[Rows from a figure dataset]
_____

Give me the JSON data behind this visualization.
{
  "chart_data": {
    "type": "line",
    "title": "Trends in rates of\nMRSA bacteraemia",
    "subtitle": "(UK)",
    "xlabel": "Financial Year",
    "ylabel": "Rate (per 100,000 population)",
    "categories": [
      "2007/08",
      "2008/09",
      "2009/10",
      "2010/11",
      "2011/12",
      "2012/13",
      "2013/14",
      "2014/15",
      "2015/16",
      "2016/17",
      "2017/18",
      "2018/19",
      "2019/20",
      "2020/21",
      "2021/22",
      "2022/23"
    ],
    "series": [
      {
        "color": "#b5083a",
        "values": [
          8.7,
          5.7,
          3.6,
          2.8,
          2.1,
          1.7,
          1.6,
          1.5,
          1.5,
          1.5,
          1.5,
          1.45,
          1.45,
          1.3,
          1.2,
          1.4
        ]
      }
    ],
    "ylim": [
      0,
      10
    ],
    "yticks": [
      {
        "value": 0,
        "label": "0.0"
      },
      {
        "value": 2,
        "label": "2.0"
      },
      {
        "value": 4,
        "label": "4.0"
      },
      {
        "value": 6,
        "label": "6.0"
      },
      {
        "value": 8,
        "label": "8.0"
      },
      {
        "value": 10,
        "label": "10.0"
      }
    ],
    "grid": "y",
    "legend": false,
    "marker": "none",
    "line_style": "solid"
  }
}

_____

— Objective —
Output the listing above exactly as it appears.

— Answer to the exercise —
Give me the JSON data behind this visualization.
{
  "chart_data": {
    "type": "line",
    "title": "Trends in rates of\nMRSA bacteraemia",
    "subtitle": "(UK)",
    "xlabel": "Financial Year",
    "ylabel": "Rate (per 100,000 population)",
    "categories": [
      "2007/08",
      "2008/09",
      "2009/10",
      "2010/11",
      "2011/12",
      "2012/13",
      "2013/14",
      "2014/15",
      "2015/16",
      "2016/17",
      "2017/18",
      "2018/19",
      "2019/20",
      "2020/21",
      "2021/22",
      "2022/23"
    ],
    "series": [
      {
        "color": "#b5083a",
        "values": [
          8.7,
          5.7,
          3.6,
          2.8,
          2.1,
          1.7,
          1.6,
          1.5,
          1.5,
          1.5,
          1.5,
          1.45,
          1.45,
          1.3,
          1.2,
          1.4
        ]
      }
    ],
    "ylim": [
      0,
      10
    ],
    "yticks": [
      {
        "value": 0,
        "label": "0.0"
      },
      {
        "value": 2,
        "label": "2.0"
      },
      {
        "value": 4,
        "label": "4.0"
      },
      {
        "value": 6,
        "label": "6.0"
      },
      {
        "value": 8,
        "label": "8.0"
      },
      {
        "value": 10,
        "label": "10.0"
      }
    ],
    "grid": "y",
    "legend": false,
    "marker": "none",
    "line_style": "solid"
  }
}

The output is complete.